Start to finish, copy the data exactly.

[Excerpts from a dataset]
★ ★ ★ ★ ★

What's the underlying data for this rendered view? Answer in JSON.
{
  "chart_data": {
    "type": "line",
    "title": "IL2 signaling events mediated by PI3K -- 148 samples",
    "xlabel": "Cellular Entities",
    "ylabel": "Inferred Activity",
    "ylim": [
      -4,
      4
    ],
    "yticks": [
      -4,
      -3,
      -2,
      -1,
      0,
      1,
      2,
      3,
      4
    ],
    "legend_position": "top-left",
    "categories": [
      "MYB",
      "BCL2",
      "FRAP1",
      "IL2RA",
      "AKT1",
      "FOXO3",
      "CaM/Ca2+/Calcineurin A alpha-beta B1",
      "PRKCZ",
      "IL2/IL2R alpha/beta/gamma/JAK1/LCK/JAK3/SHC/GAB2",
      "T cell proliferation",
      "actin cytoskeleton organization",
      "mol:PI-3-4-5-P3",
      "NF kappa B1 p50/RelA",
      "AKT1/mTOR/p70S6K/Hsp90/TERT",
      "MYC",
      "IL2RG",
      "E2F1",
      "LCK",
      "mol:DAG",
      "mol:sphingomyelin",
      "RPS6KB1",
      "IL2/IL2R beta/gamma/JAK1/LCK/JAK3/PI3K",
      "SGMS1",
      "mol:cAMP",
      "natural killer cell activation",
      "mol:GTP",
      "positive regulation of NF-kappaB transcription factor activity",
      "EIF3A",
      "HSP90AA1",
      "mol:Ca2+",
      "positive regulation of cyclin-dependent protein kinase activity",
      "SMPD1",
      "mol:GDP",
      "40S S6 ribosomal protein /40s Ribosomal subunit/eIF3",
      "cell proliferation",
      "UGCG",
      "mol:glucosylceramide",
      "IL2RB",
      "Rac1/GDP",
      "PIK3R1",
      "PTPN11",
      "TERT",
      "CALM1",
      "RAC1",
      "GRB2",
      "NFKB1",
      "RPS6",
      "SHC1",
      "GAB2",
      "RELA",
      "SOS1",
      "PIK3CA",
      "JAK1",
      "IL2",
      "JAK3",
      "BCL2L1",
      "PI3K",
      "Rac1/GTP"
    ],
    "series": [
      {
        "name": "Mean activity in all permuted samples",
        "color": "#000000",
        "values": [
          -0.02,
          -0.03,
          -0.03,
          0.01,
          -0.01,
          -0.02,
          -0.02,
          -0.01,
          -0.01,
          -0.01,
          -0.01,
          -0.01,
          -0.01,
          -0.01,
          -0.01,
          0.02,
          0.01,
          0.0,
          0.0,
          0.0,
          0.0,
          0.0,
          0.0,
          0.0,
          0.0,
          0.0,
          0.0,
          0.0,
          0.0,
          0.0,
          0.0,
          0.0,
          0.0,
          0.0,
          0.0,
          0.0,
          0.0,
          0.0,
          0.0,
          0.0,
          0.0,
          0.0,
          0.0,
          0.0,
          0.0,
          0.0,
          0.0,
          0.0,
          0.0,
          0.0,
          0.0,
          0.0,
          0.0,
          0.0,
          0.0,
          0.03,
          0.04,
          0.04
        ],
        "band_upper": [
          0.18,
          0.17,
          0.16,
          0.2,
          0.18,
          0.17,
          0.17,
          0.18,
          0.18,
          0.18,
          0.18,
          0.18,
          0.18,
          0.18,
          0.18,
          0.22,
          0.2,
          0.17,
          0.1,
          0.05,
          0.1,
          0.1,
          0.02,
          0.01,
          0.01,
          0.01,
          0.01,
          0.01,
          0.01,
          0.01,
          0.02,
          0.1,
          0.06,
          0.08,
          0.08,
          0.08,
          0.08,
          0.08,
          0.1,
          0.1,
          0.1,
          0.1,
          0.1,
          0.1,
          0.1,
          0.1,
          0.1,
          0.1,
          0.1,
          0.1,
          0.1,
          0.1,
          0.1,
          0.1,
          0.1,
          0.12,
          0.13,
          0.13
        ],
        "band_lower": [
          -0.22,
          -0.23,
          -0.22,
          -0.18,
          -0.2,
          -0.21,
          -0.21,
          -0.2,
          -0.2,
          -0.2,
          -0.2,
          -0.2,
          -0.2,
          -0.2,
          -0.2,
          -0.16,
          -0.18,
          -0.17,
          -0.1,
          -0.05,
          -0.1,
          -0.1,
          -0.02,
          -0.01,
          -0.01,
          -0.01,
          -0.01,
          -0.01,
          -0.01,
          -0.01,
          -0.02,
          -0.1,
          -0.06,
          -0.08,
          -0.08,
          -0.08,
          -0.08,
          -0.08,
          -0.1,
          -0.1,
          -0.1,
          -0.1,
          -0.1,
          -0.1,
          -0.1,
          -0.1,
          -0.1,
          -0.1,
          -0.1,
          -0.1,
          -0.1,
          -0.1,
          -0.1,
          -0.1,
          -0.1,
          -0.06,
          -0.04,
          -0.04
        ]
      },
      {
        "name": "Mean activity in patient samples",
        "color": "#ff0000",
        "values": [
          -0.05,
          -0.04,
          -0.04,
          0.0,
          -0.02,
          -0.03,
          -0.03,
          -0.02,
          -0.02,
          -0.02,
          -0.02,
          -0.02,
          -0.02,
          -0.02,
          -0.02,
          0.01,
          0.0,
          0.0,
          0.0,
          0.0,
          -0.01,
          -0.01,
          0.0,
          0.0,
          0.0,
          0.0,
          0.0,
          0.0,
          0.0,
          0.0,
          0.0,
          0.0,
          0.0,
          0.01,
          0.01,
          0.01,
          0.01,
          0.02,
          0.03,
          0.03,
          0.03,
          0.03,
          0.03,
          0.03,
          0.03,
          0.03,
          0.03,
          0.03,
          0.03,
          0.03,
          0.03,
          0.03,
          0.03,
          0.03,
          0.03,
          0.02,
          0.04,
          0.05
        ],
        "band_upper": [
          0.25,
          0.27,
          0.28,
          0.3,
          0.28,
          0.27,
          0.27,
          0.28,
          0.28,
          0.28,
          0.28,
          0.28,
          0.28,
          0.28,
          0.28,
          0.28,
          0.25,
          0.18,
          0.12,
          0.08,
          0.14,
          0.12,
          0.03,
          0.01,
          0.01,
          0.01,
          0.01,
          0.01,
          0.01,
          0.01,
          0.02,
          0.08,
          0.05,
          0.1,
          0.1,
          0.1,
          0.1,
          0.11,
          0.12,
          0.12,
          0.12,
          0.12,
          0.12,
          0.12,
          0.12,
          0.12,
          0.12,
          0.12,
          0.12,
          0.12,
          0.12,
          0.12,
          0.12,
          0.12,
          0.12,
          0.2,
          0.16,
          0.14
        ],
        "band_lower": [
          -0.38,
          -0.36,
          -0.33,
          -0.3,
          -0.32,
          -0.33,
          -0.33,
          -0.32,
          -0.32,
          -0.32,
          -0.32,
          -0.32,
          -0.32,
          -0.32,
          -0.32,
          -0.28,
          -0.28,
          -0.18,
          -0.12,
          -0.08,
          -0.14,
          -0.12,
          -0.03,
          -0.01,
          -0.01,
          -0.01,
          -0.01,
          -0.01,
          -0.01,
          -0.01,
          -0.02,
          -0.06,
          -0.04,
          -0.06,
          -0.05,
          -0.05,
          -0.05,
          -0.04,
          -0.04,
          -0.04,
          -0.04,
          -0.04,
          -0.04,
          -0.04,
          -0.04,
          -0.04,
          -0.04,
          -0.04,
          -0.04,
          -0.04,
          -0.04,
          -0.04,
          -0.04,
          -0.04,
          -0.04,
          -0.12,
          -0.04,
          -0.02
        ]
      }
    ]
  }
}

★ ★ ★ ★ ★

Solution for this problem
What's the underlying data for this rendered view? Answer in JSON.
{
  "chart_data": {
    "type": "line",
    "title": "IL2 signaling events mediated by PI3K -- 148 samples",
    "xlabel": "Cellular Entities",
    "ylabel": "Inferred Activity",
    "ylim": [
      -4,
      4
    ],
    "yticks": [
      -4,
      -3,
      -2,
      -1,
      0,
      1,
      2,
      3,
      4
    ],
    "legend_position": "top-left",
    "categories": [
      "MYB",
      "BCL2",
      "FRAP1",
      "IL2RA",
      "AKT1",
      "FOXO3",
      "CaM/Ca2+/Calcineurin A alpha-beta B1",
      "PRKCZ",
      "IL2/IL2R alpha/beta/gamma/JAK1/LCK/JAK3/SHC/GAB2",
      "T cell proliferation",
      "actin cytoskeleton organization",
      "mol:PI-3-4-5-P3",
      "NF kappa B1 p50/RelA",
      "AKT1/mTOR/p70S6K/Hsp90/TERT",
      "MYC",
      "IL2RG",
      "E2F1",
      "LCK",
      "mol:DAG",
      "mol:sphingomyelin",
      "RPS6KB1",
      "IL2/IL2R beta/gamma/JAK1/LCK/JAK3/PI3K",
      "SGMS1",
      "mol:cAMP",
      "natural killer cell activation",
      "mol:GTP",
      "positive regulation of NF-kappaB transcription factor activity",
      "EIF3A",
      "HSP90AA1",
      "mol:Ca2+",
      "positive regulation of cyclin-dependent protein kinase activity",
      "SMPD1",
      "mol:GDP",
      "40S S6 ribosomal protein /40s Ribosomal subunit/eIF3",
      "cell proliferation",
      "UGCG",
      "mol:glucosylceramide",
      "IL2RB",
      "Rac1/GDP",
      "PIK3R1",
      "PTPN11",
      "TERT",
      "CALM1",
      "RAC1",
      "GRB2",
      "NFKB1",
      "RPS6",
      "SHC1",
      "GAB2",
      "RELA",
      "SOS1",
      "PIK3CA",
      "JAK1",
      "IL2",
      "JAK3",
      "BCL2L1",
      "PI3K",
      "Rac1/GTP"
    ],
    "series": [
      {
        "name": "Mean activity in all permuted samples",
        "color": "#000000",
        "values": [
          -0.02,
          -0.03,
          -0.03,
          0.01,
          -0.01,
          -0.02,
          -0.02,
          -0.01,
          -0.01,
          -0.01,
          -0.01,
          -0.01,
          -0.01,
          -0.01,
          -0.01,
          0.02,
          0.01,
          0.0,
          0.0,
          0.0,
          0.0,
          0.0,
          0.0,
          0.0,
          0.0,
          0.0,
          0.0,
          0.0,
          0.0,
          0.0,
          0.0,
          0.0,
          0.0,
          0.0,
          0.0,
          0.0,
          0.0,
          0.0,
          0.0,
          0.0,
          0.0,
          0.0,
          0.0,
          0.0,
          0.0,
          0.0,
          0.0,
          0.0,
          0.0,
          0.0,
          0.0,
          0.0,
          0.0,
          0.0,
          0.0,
          0.03,
          0.04,
          0.04
        ],
        "band_upper": [
          0.18,
          0.17,
          0.16,
          0.2,
          0.18,
          0.17,
          0.17,
          0.18,
          0.18,
          0.18,
          0.18,
          0.18,
          0.18,
          0.18,
          0.18,
          0.22,
          0.2,
          0.17,
          0.1,
          0.05,
          0.1,
          0.1,
          0.02,
          0.01,
          0.01,
          0.01,
          0.01,
          0.01,
          0.01,
          0.01,
          0.02,
          0.1,
          0.06,
          0.08,
          0.08,
          0.08,
          0.08,
          0.08,
          0.1,
          0.1,
          0.1,
          0.1,
          0.1,
          0.1,
          0.1,
          0.1,
          0.1,
          0.1,
          0.1,
          0.1,
          0.1,
          0.1,
          0.1,
          0.1,
          0.1,
          0.12,
          0.13,
          0.13
        ],
        "band_lower": [
          -0.22,
          -0.23,
          -0.22,
          -0.18,
          -0.2,
          -0.21,
          -0.21,
          -0.2,
          -0.2,
          -0.2,
          -0.2,
          -0.2,
          -0.2,
          -0.2,
          -0.2,
          -0.16,
          -0.18,
          -0.17,
          -0.1,
          -0.05,
          -0.1,
          -0.1,
          -0.02,
          -0.01,
          -0.01,
          -0.01,
          -0.01,
          -0.01,
          -0.01,
          -0.01,
          -0.02,
          -0.1,
          -0.06,
          -0.08,
          -0.08,
          -0.08,
          -0.08,
          -0.08,
          -0.1,
          -0.1,
          -0.1,
          -0.1,
          -0.1,
          -0.1,
          -0.1,
          -0.1,
          -0.1,
          -0.1,
          -0.1,
          -0.1,
          -0.1,
          -0.1,
          -0.1,
          -0.1,
          -0.1,
          -0.06,
          -0.04,
          -0.04
        ]
      },
      {
        "name": "Mean activity in patient samples",
        "color": "#ff0000",
        "values": [
          -0.05,
          -0.04,
          -0.04,
          0.0,
          -0.02,
          -0.03,
          -0.03,
          -0.02,
          -0.02,
          -0.02,
          -0.02,
          -0.02,
          -0.02,
          -0.02,
          -0.02,
          0.01,
          0.0,
          0.0,
          0.0,
          0.0,
          -0.01,
          -0.01,
          0.0,
          0.0,
          0.0,
          0.0,
          0.0,
          0.0,
          0.0,
          0.0,
          0.0,
          0.0,
          0.0,
          0.01,
          0.01,
          0.01,
          0.01,
          0.02,
          0.03,
          0.03,
          0.03,
          0.03,
          0.03,
          0.03,
          0.03,
          0.03,
          0.03,
          0.03,
          0.03,
          0.03,
          0.03,
          0.03,
          0.03,
          0.03,
          0.03,
          0.02,
          0.04,
          0.05
        ],
        "band_upper": [
          0.25,
          0.27,
          0.28,
          0.3,
          0.28,
          0.27,
          0.27,
          0.28,
          0.28,
          0.28,
          0.28,
          0.28,
          0.28,
          0.28,
          0.28,
          0.28,
          0.25,
          0.18,
          0.12,
          0.08,
          0.14,
          0.12,
          0.03,
          0.01,
          0.01,
          0.01,
          0.01,
          0.01,
          0.01,
          0.01,
          0.02,
          0.08,
          0.05,
          0.1,
          0.1,
          0.1,
          0.1,
          0.11,
          0.12,
          0.12,
          0.12,
          0.12,
          0.12,
          0.12,
          0.12,
          0.12,
          0.12,
          0.12,
          0.12,
          0.12,
          0.12,
          0.12,
          0.12,
          0.12,
          0.12,
          0.2,
          0.16,
          0.14
        ],
        "band_lower": [
          -0.38,
          -0.36,
          -0.33,
          -0.3,
          -0.32,
          -0.33,
          -0.33,
          -0.32,
          -0.32,
          -0.32,
          -0.32,
          -0.32,
          -0.32,
          -0.32,
          -0.32,
          -0.28,
          -0.28,
          -0.18,
          -0.12,
          -0.08,
          -0.14,
          -0.12,
          -0.03,
          -0.01,
          -0.01,
          -0.01,
          -0.01,
          -0.01,
          -0.01,
          -0.01,
          -0.02,
          -0.06,
          -0.04,
          -0.06,
          -0.05,
          -0.05,
          -0.05,
          -0.04,
          -0.04,
          -0.04,
          -0.04,
          -0.04,
          -0.04,
          -0.04,
          -0.04,
          -0.04,
          -0.04,
          -0.04,
          -0.04,
          -0.04,
          -0.04,
          -0.04,
          -0.04,
          -0.04,
          -0.04,
          -0.12,
          -0.04,
          -0.02
        ]
      }
    ]
  }
}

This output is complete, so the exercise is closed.